[Your objective] Without skipping anything, write out each record below exactly.

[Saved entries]
● ● ●

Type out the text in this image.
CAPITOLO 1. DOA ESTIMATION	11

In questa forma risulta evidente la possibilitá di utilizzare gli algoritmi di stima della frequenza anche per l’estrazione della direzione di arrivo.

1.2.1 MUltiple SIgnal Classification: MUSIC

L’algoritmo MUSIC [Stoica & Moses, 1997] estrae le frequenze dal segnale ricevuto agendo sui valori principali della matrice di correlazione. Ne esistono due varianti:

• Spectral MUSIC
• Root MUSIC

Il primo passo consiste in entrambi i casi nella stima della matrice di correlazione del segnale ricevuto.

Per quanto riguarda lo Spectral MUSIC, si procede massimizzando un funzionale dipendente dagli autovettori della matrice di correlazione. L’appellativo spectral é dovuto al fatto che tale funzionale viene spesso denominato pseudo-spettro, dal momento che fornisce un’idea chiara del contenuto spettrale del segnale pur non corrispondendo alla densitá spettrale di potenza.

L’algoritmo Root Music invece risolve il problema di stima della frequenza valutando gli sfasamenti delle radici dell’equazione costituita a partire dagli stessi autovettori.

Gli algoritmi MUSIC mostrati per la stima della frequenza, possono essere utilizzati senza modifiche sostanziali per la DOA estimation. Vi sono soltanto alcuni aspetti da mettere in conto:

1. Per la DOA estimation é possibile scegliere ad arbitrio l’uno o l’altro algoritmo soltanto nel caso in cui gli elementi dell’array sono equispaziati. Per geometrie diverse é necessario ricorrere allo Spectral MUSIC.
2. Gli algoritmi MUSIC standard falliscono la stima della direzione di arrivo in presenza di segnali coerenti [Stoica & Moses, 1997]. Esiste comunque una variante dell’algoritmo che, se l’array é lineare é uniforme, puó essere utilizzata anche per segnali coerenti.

● ● ●

[Exercise output]
Type out the text in this image.
CAPITOLO 1. DOA ESTIMATION	11

In questa forma risulta evidente la possibilitá di utilizzare gli algoritmi di stima della frequenza anche per l’estrazione della direzione di arrivo.

1.2.1 MUltiple SIgnal Classification: MUSIC

L’algoritmo MUSIC [Stoica & Moses, 1997] estrae le frequenze dal segnale ricevuto agendo sui valori principali della matrice di correlazione. Ne esistono due varianti:

• Spectral MUSIC
• Root MUSIC

Il primo passo consiste in entrambi i casi nella stima della matrice di correlazione del segnale ricevuto.

Per quanto riguarda lo Spectral MUSIC, si procede massimizzando un funzionale dipendente dagli autovettori della matrice di correlazione. L’appellativo spectral é dovuto al fatto che tale funzionale viene spesso denominato pseudo-spettro, dal momento che fornisce un’idea chiara del contenuto spettrale del segnale pur non corrispondendo alla densitá spettrale di potenza.

L’algoritmo Root Music invece risolve il problema di stima della frequenza valutando gli sfasamenti delle radici dell’equazione costituita a partire dagli stessi autovettori.

Gli algoritmi MUSIC mostrati per la stima della frequenza, possono essere utilizzati senza modifiche sostanziali per la DOA estimation. Vi sono soltanto alcuni aspetti da mettere in conto:

1. Per la DOA estimation é possibile scegliere ad arbitrio l’uno o l’altro algoritmo soltanto nel caso in cui gli elementi dell’array sono equispaziati. Per geometrie diverse é necessario ricorrere allo Spectral MUSIC.
2. Gli algoritmi MUSIC standard falliscono la stima della direzione di arrivo in presenza di segnali coerenti [Stoica & Moses, 1997]. Esiste comunque una variante dell’algoritmo che, se l’array é lineare é uniforme, puó essere utilizzata anche per segnali coerenti.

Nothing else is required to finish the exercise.